• Aim of the task: Every entry that follows should be reproduced exactly.

• Information provided:
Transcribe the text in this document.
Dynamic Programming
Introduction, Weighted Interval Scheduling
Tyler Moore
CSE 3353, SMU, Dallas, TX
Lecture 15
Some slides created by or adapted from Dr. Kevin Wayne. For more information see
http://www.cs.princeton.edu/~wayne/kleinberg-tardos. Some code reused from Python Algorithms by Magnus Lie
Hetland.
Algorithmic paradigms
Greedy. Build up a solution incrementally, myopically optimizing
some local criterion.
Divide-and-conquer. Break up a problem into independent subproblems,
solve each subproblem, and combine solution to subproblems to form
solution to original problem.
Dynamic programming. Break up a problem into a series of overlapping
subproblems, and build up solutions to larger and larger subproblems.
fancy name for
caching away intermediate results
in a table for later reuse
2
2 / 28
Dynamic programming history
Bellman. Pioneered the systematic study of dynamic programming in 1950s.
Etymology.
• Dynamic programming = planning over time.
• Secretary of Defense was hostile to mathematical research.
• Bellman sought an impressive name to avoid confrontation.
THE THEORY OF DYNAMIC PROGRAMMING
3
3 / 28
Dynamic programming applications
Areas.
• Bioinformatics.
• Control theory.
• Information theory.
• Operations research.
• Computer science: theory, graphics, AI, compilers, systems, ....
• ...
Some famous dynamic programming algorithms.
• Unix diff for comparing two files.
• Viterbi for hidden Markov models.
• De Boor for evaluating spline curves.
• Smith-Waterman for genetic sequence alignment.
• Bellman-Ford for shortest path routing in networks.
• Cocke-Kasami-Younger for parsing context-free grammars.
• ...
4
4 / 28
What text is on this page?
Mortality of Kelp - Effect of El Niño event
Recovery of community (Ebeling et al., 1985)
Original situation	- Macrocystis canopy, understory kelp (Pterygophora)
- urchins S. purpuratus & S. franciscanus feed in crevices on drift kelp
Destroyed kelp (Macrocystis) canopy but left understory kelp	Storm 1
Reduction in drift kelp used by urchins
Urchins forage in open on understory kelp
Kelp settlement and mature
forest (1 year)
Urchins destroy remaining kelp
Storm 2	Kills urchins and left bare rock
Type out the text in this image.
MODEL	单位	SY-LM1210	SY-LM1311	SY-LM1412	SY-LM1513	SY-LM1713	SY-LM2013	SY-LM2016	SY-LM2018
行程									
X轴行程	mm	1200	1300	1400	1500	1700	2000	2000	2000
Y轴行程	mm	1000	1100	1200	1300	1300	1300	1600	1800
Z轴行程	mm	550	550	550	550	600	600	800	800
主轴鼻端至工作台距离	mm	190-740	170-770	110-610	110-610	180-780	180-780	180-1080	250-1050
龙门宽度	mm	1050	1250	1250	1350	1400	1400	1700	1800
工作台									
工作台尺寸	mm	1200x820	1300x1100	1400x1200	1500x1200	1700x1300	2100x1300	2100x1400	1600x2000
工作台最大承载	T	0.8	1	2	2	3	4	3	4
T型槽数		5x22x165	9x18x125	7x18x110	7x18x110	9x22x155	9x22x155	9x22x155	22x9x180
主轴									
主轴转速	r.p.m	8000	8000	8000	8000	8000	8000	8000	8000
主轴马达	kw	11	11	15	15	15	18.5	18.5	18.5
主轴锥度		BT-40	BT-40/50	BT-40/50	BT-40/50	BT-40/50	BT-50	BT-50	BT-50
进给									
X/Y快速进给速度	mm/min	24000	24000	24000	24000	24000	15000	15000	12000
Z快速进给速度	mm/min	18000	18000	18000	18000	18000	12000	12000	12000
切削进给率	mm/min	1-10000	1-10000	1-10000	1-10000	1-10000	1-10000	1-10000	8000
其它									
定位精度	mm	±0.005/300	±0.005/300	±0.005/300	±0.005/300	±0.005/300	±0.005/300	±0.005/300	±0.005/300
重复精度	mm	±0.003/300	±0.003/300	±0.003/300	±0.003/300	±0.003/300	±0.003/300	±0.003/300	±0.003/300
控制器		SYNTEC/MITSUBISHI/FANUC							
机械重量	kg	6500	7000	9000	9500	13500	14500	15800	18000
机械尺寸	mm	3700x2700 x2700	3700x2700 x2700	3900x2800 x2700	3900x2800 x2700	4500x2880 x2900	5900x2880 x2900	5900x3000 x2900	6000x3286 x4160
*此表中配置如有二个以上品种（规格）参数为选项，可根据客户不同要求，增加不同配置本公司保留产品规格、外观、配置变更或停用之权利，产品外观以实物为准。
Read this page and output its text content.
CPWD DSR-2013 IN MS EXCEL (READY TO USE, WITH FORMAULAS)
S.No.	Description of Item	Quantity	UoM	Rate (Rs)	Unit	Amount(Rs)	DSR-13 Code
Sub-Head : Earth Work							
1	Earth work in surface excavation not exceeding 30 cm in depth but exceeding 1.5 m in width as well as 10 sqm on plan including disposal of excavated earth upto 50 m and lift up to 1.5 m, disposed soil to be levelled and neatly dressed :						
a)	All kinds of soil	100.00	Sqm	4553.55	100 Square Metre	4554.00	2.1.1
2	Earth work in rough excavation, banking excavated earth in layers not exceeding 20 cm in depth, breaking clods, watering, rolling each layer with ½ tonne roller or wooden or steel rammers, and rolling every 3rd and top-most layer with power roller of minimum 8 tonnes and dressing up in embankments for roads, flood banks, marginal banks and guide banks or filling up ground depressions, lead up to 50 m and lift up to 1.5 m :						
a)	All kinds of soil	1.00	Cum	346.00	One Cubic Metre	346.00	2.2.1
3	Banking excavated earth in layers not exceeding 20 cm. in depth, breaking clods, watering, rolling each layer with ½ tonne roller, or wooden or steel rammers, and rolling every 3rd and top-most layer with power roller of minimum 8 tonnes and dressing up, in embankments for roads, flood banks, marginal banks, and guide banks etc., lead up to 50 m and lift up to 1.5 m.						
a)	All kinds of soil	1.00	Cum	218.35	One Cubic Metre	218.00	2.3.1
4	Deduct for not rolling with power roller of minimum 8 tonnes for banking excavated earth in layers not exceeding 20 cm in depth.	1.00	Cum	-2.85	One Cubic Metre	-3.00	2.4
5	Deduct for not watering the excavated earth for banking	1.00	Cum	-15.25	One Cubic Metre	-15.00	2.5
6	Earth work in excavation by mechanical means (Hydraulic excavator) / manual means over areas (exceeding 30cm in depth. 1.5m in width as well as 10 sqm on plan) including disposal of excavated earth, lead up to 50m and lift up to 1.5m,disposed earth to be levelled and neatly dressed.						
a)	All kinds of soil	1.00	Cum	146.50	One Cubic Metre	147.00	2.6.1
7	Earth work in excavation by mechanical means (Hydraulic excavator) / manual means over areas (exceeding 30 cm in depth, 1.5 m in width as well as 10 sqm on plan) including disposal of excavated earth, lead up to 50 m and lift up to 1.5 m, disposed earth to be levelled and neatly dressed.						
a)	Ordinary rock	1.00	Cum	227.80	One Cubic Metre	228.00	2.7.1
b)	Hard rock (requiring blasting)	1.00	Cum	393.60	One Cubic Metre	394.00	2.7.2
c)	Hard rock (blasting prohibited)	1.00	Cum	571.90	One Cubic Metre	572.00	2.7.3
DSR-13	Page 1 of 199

• Finished exercise:
Transcribe the text in this document.
Dynamic Programming
Introduction, Weighted Interval Scheduling
Tyler Moore
CSE 3353, SMU, Dallas, TX
Lecture 15
Some slides created by or adapted from Dr. Kevin Wayne. For more information see
http://www.cs.princeton.edu/~wayne/kleinberg-tardos. Some code reused from Python Algorithms by Magnus Lie
Hetland.
Algorithmic paradigms
Greedy. Build up a solution incrementally, myopically optimizing
some local criterion.
Divide-and-conquer. Break up a problem into independent subproblems,
solve each subproblem, and combine solution to subproblems to form
solution to original problem.
Dynamic programming. Break up a problem into a series of overlapping
subproblems, and build up solutions to larger and larger subproblems.
fancy name for
caching away intermediate results
in a table for later reuse
2
2 / 28
Dynamic programming history
Bellman. Pioneered the systematic study of dynamic programming in 1950s.
Etymology.
• Dynamic programming = planning over time.
• Secretary of Defense was hostile to mathematical research.
• Bellman sought an impressive name to avoid confrontation.
THE THEORY OF DYNAMIC PROGRAMMING
3
3 / 28
Dynamic programming applications
Areas.
• Bioinformatics.
• Control theory.
• Information theory.
• Operations research.
• Computer science: theory, graphics, AI, compilers, systems, ....
• ...
Some famous dynamic programming algorithms.
• Unix diff for comparing two files.
• Viterbi for hidden Markov models.
• De Boor for evaluating spline curves.
• Smith-Waterman for genetic sequence alignment.
• Bellman-Ford for shortest path routing in networks.
• Cocke-Kasami-Younger for parsing context-free grammars.
• ...
4
4 / 28
What text is on this page?
Mortality of Kelp - Effect of El Niño event
Recovery of community (Ebeling et al., 1985)
Original situation	- Macrocystis canopy, understory kelp (Pterygophora)
- urchins S. purpuratus & S. franciscanus feed in crevices on drift kelp
Destroyed kelp (Macrocystis) canopy but left understory kelp	Storm 1
Reduction in drift kelp used by urchins
Urchins forage in open on understory kelp
Kelp settlement and mature
forest (1 year)
Urchins destroy remaining kelp
Storm 2	Kills urchins and left bare rock
Type out the text in this image.
MODEL	单位	SY-LM1210	SY-LM1311	SY-LM1412	SY-LM1513	SY-LM1713	SY-LM2013	SY-LM2016	SY-LM2018
行程									
X轴行程	mm	1200	1300	1400	1500	1700	2000	2000	2000
Y轴行程	mm	1000	1100	1200	1300	1300	1300	1600	1800
Z轴行程	mm	550	550	550	550	600	600	800	800
主轴鼻端至工作台距离	mm	190-740	170-770	110-610	110-610	180-780	180-780	180-1080	250-1050
龙门宽度	mm	1050	1250	1250	1350	1400	1400	1700	1800
工作台									
工作台尺寸	mm	1200x820	1300x1100	1400x1200	1500x1200	1700x1300	2100x1300	2100x1400	1600x2000
工作台最大承载	T	0.8	1	2	2	3	4	3	4
T型槽数		5x22x165	9x18x125	7x18x110	7x18x110	9x22x155	9x22x155	9x22x155	22x9x180
主轴									
主轴转速	r.p.m	8000	8000	8000	8000	8000	8000	8000	8000
主轴马达	kw	11	11	15	15	15	18.5	18.5	18.5
主轴锥度		BT-40	BT-40/50	BT-40/50	BT-40/50	BT-40/50	BT-50	BT-50	BT-50
进给									
X/Y快速进给速度	mm/min	24000	24000	24000	24000	24000	15000	15000	12000
Z快速进给速度	mm/min	18000	18000	18000	18000	18000	12000	12000	12000
切削进给率	mm/min	1-10000	1-10000	1-10000	1-10000	1-10000	1-10000	1-10000	8000
其它									
定位精度	mm	±0.005/300	±0.005/300	±0.005/300	±0.005/300	±0.005/300	±0.005/300	±0.005/300	±0.005/300
重复精度	mm	±0.003/300	±0.003/300	±0.003/300	±0.003/300	±0.003/300	±0.003/300	±0.003/300	±0.003/300
控制器		SYNTEC/MITSUBISHI/FANUC							
机械重量	kg	6500	7000	9000	9500	13500	14500	15800	18000
机械尺寸	mm	3700x2700 x2700	3700x2700 x2700	3900x2800 x2700	3900x2800 x2700	4500x2880 x2900	5900x2880 x2900	5900x3000 x2900	6000x3286 x4160
*此表中配置如有二个以上品种（规格）参数为选项，可根据客户不同要求，增加不同配置本公司保留产品规格、外观、配置变更或停用之权利，产品外观以实物为准。
Read this page and output its text content.
CPWD DSR-2013 IN MS EXCEL (READY TO USE, WITH FORMAULAS)
S.No.	Description of Item	Quantity	UoM	Rate (Rs)	Unit	Amount(Rs)	DSR-13 Code
Sub-Head : Earth Work							
1	Earth work in surface excavation not exceeding 30 cm in depth but exceeding 1.5 m in width as well as 10 sqm on plan including disposal of excavated earth upto 50 m and lift up to 1.5 m, disposed soil to be levelled and neatly dressed :						
a)	All kinds of soil	100.00	Sqm	4553.55	100 Square Metre	4554.00	2.1.1
2	Earth work in rough excavation, banking excavated earth in layers not exceeding 20 cm in depth, breaking clods, watering, rolling each layer with ½ tonne roller or wooden or steel rammers, and rolling every 3rd and top-most layer with power roller of minimum 8 tonnes and dressing up in embankments for roads, flood banks, marginal banks and guide banks or filling up ground depressions, lead up to 50 m and lift up to 1.5 m :						
a)	All kinds of soil	1.00	Cum	346.00	One Cubic Metre	346.00	2.2.1
3	Banking excavated earth in layers not exceeding 20 cm. in depth, breaking clods, watering, rolling each layer with ½ tonne roller, or wooden or steel rammers, and rolling every 3rd and top-most layer with power roller of minimum 8 tonnes and dressing up, in embankments for roads, flood banks, marginal banks, and guide banks etc., lead up to 50 m and lift up to 1.5 m.						
a)	All kinds of soil	1.00	Cum	218.35	One Cubic Metre	218.00	2.3.1
4	Deduct for not rolling with power roller of minimum 8 tonnes for banking excavated earth in layers not exceeding 20 cm in depth.	1.00	Cum	-2.85	One Cubic Metre	-3.00	2.4
5	Deduct for not watering the excavated earth for banking	1.00	Cum	-15.25	One Cubic Metre	-15.00	2.5
6	Earth work in excavation by mechanical means (Hydraulic excavator) / manual means over areas (exceeding 30cm in depth. 1.5m in width as well as 10 sqm on plan) including disposal of excavated earth, lead up to 50m and lift up to 1.5m,disposed earth to be levelled and neatly dressed.						
a)	All kinds of soil	1.00	Cum	146.50	One Cubic Metre	147.00	2.6.1
7	Earth work in excavation by mechanical means (Hydraulic excavator) / manual means over areas (exceeding 30 cm in depth, 1.5 m in width as well as 10 sqm on plan) including disposal of excavated earth, lead up to 50 m and lift up to 1.5 m, disposed earth to be levelled and neatly dressed.						
a)	Ordinary rock	1.00	Cum	227.80	One Cubic Metre	228.00	2.7.1
b)	Hard rock (requiring blasting)	1.00	Cum	393.60	One Cubic Metre	394.00	2.7.2
c)	Hard rock (blasting prohibited)	1.00	Cum	571.90	One Cubic Metre	572.00	2.7.3
DSR-13	Page 1 of 199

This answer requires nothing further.